Collect every line that includes the string "legend".

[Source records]
***
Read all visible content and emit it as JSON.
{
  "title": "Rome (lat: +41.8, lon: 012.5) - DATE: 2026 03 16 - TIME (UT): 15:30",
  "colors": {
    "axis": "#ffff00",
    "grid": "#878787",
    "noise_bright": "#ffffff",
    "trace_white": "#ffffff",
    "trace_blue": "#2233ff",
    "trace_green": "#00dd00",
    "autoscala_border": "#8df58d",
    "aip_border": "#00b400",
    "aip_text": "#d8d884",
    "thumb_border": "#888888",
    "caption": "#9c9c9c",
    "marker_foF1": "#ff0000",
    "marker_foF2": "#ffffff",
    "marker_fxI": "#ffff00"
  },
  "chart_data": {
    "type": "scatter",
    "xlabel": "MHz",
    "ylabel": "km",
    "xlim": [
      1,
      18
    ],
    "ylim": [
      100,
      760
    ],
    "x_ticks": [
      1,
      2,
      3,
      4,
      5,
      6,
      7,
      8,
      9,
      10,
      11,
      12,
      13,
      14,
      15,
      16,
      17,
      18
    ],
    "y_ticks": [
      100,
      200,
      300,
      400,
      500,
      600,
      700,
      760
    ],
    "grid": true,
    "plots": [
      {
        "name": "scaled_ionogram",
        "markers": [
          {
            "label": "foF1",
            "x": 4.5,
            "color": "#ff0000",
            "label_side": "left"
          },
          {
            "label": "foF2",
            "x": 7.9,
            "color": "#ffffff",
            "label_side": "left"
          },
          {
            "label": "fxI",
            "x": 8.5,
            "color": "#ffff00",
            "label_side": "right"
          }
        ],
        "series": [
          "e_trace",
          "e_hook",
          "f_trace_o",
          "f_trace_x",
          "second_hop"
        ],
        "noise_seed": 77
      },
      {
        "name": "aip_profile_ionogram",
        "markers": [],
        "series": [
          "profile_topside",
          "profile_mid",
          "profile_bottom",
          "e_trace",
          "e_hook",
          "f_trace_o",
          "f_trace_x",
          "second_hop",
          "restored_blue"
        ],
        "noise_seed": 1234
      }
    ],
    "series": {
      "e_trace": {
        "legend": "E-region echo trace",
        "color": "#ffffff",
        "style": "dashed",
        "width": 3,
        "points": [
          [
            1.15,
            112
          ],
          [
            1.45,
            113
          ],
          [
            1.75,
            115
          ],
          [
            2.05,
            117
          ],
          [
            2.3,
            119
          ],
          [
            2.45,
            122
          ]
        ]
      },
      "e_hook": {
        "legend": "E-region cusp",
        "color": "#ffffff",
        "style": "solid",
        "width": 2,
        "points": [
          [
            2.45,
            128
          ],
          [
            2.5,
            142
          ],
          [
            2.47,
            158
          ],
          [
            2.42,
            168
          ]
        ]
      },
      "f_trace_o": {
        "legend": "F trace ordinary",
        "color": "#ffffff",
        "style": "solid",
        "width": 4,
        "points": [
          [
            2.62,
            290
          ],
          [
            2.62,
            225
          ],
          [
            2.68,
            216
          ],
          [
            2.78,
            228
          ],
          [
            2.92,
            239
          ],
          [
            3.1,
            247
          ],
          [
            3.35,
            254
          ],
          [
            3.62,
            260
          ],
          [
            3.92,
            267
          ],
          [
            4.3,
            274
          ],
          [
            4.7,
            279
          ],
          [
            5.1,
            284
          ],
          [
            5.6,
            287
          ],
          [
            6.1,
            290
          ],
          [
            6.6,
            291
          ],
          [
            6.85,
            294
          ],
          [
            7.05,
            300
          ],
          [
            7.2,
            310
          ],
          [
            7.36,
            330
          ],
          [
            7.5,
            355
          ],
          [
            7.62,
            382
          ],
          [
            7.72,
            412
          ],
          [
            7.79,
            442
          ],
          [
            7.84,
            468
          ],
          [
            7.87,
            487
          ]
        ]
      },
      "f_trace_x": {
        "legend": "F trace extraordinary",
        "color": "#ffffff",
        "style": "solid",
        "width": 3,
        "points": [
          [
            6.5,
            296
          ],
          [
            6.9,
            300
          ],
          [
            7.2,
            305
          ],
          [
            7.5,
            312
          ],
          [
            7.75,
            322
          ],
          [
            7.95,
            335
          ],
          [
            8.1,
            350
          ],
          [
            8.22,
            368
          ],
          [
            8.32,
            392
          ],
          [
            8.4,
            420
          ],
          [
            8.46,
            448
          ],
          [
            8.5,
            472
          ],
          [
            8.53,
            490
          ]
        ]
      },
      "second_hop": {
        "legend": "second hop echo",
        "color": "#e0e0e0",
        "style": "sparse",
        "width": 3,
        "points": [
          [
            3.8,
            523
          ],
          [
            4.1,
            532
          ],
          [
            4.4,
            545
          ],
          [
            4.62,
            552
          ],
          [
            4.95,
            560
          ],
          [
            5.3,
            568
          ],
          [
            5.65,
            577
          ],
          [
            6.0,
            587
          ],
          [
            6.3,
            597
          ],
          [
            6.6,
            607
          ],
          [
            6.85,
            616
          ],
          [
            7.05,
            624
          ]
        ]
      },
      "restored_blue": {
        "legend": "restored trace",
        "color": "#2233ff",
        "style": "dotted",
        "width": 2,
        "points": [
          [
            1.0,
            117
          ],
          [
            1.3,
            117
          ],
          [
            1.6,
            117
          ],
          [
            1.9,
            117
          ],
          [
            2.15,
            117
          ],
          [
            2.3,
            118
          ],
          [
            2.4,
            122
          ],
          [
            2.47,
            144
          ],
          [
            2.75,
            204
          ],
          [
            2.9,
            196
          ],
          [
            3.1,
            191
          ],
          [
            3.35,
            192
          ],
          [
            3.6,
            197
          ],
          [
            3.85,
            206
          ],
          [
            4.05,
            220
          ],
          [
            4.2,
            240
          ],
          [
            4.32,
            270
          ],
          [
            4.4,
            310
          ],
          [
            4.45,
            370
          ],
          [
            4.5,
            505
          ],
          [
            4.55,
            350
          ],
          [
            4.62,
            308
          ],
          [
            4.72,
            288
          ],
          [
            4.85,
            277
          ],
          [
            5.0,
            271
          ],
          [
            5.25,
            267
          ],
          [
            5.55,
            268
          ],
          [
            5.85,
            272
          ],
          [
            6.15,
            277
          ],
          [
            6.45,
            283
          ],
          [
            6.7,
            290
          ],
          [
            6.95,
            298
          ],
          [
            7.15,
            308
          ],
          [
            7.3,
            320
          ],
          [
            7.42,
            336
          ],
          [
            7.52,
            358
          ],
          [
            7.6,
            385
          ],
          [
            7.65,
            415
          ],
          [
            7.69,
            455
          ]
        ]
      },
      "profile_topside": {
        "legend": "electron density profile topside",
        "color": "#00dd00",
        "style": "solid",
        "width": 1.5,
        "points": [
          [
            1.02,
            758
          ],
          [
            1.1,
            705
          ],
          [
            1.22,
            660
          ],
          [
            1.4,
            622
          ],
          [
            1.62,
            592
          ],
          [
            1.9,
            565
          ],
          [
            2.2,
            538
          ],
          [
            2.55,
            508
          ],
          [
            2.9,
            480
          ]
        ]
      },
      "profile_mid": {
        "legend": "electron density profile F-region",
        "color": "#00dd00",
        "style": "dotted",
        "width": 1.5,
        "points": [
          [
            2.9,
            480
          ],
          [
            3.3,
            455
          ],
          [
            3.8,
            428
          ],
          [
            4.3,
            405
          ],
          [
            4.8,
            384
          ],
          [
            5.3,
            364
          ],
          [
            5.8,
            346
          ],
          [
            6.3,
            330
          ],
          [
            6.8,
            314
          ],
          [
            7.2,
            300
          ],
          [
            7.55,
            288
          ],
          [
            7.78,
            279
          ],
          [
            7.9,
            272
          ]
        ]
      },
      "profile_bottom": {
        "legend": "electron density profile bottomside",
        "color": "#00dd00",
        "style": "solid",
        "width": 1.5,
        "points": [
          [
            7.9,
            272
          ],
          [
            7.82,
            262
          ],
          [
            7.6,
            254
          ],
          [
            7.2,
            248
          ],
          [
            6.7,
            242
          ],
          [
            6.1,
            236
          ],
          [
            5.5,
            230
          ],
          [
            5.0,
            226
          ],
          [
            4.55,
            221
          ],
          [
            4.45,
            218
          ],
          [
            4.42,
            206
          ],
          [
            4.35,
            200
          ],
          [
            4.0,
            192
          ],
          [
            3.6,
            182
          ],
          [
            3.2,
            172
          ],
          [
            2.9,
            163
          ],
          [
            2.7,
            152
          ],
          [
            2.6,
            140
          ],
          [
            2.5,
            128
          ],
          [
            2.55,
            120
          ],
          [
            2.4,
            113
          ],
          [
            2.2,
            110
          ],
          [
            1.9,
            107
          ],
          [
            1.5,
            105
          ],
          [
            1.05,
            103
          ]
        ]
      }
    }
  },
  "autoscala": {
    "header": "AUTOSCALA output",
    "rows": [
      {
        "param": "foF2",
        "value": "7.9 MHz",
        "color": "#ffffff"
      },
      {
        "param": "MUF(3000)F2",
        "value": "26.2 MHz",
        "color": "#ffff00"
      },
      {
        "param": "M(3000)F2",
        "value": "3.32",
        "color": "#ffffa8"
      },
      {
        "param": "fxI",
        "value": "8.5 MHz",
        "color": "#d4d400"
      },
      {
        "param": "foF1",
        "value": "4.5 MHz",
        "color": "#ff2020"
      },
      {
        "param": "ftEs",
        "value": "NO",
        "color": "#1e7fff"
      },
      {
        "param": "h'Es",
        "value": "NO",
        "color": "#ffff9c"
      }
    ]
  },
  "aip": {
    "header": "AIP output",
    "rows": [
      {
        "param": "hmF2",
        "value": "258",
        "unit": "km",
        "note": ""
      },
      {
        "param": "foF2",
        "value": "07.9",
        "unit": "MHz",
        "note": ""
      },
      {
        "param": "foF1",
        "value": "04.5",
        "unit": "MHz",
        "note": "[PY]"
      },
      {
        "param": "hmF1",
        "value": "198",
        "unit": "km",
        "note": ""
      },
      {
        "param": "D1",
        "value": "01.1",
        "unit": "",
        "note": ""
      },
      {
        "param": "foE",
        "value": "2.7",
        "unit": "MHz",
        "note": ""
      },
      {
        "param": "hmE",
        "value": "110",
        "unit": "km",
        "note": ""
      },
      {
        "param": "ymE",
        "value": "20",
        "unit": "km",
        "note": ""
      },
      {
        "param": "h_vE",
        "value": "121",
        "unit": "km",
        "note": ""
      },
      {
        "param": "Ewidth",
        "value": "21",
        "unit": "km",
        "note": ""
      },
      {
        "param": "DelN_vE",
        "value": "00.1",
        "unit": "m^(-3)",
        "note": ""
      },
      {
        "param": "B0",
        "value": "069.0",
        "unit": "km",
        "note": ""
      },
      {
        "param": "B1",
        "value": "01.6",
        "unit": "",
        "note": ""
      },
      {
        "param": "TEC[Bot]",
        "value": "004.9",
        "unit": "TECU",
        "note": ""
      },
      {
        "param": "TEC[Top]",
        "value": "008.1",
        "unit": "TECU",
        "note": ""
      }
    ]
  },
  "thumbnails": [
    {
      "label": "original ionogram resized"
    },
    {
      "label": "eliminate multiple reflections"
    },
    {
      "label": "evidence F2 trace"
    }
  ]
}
***
> Result below:
        "legend": "E-region echo trace",
        "legend": "E-region cusp",
        "legend": "F trace ordinary",
        "legend": "F trace extraordinary",
        "legend": "second hop echo",
        "legend": "restored trace",
        "legend": "electron density profile topside",
        "legend": "electron density profile F-region",
        "legend": "electron density profile bottomside",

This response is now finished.